# TASK DIRECTIONS
Wherever the string "title" appears in the listing, copy that line.

* Begin EXCERPTED RECORDS *

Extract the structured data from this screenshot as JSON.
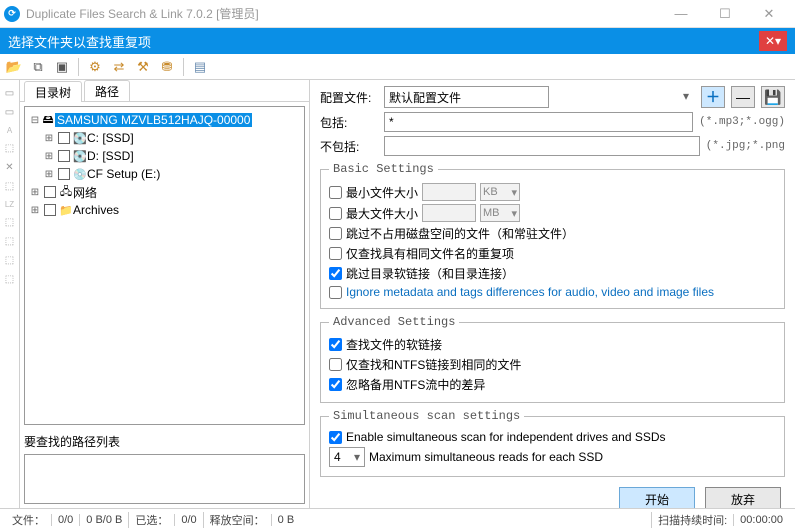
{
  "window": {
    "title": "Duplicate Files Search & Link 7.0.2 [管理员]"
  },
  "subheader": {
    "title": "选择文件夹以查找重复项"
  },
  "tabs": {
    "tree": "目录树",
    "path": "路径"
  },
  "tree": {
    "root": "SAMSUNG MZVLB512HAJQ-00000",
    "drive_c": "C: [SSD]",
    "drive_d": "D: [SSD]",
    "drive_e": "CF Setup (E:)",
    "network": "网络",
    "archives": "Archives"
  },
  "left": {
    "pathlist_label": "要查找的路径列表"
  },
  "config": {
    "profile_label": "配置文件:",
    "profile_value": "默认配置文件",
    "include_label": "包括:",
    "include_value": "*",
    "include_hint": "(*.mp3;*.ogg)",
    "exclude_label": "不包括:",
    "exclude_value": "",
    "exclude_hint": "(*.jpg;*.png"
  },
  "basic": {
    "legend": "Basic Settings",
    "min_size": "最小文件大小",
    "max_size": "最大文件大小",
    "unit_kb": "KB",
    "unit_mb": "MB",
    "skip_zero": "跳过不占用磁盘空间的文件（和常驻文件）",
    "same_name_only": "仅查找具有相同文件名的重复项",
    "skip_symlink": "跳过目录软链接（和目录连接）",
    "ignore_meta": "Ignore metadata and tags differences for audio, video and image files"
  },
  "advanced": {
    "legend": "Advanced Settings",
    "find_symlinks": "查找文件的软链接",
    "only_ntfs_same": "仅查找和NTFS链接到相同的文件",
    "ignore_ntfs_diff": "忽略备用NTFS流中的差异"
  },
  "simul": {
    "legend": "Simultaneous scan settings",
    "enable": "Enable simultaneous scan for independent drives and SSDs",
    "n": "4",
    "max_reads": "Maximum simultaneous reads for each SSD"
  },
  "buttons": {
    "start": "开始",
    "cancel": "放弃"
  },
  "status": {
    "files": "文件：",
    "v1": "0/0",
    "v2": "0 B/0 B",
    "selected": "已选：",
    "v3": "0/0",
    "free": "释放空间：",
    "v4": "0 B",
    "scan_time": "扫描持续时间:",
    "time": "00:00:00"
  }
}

* End EXCERPTED RECORDS *
* Begin EXCERPTED RECORDS *

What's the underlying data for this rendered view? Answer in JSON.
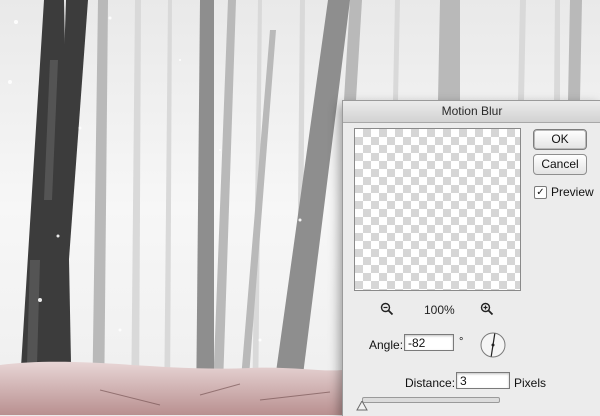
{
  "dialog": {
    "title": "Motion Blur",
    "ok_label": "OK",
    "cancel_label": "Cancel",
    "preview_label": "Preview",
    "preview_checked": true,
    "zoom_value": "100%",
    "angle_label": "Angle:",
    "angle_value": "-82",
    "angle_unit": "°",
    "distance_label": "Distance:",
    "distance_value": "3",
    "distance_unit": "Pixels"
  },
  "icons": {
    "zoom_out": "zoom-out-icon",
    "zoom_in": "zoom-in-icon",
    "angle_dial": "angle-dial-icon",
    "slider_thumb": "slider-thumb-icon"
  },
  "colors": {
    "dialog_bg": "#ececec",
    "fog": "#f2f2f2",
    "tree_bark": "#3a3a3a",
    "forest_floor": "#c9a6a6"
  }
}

* End EXCERPTED RECORDS *

# SOLUTION BELOW
    "title": "Duplicate Files Search & Link 7.0.2 [管理员]"
    "title": "选择文件夹以查找重复项"
    "title": "Motion Blur",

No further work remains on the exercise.